(Data entries)
-*-

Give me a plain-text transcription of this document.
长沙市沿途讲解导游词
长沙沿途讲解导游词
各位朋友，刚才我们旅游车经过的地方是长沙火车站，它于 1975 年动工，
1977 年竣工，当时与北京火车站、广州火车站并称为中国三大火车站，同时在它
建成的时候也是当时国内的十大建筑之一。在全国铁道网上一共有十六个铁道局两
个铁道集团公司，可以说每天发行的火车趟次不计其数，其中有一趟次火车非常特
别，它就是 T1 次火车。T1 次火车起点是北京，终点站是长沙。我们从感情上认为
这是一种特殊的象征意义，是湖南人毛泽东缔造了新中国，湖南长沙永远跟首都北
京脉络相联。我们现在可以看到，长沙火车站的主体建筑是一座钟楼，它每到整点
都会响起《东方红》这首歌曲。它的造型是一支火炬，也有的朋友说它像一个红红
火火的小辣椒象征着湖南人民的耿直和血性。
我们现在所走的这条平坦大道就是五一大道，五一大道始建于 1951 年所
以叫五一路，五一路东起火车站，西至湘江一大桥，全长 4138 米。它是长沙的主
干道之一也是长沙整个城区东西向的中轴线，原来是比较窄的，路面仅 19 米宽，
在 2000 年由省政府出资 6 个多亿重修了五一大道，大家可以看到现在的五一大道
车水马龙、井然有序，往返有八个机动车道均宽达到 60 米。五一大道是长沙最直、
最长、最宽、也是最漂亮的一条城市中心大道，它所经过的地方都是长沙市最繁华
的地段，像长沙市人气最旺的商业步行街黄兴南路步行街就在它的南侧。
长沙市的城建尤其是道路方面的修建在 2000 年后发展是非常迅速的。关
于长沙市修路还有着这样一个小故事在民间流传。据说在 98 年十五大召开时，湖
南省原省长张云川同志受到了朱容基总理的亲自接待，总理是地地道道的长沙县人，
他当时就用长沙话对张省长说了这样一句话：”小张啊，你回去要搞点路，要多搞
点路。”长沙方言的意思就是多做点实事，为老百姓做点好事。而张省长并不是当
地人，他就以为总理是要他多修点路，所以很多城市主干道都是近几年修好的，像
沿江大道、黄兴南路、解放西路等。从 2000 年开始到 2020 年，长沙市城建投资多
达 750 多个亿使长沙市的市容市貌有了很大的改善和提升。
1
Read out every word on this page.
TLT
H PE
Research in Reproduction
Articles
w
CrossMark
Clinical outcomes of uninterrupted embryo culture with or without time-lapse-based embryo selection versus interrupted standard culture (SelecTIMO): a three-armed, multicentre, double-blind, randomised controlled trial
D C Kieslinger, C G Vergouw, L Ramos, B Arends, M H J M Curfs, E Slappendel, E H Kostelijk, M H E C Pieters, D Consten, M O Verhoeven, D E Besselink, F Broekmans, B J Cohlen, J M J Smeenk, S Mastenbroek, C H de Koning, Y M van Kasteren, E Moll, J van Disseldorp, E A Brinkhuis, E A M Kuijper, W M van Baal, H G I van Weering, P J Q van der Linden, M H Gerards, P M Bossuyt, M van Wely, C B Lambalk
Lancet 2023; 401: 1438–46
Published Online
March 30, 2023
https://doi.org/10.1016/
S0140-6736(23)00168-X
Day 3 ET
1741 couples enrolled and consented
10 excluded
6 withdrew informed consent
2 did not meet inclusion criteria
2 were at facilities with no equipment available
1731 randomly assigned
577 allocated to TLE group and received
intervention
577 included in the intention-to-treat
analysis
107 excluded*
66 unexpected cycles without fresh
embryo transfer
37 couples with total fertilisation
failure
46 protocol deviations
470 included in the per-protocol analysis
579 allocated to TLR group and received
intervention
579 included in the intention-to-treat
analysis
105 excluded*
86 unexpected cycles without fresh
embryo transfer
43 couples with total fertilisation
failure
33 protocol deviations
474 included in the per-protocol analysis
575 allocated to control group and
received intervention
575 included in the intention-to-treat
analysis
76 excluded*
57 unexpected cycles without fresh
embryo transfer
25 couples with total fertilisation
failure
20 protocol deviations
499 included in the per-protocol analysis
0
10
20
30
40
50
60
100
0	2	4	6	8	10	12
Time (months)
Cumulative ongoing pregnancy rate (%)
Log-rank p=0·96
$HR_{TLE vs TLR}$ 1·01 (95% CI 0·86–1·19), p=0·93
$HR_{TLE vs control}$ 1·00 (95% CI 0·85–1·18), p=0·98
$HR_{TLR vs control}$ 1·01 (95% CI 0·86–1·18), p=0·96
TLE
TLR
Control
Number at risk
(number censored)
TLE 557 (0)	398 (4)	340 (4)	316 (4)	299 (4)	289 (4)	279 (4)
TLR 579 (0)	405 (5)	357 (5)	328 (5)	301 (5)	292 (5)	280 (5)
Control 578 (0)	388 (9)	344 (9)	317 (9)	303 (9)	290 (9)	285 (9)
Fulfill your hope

-*-

Exercise directions ▸ Pull out every line of the entries that includes the word "treat".

Exercise answer ▸
577 included in the intention-to-treat
579 included in the intention-to-treat
575 included in the intention-to-treat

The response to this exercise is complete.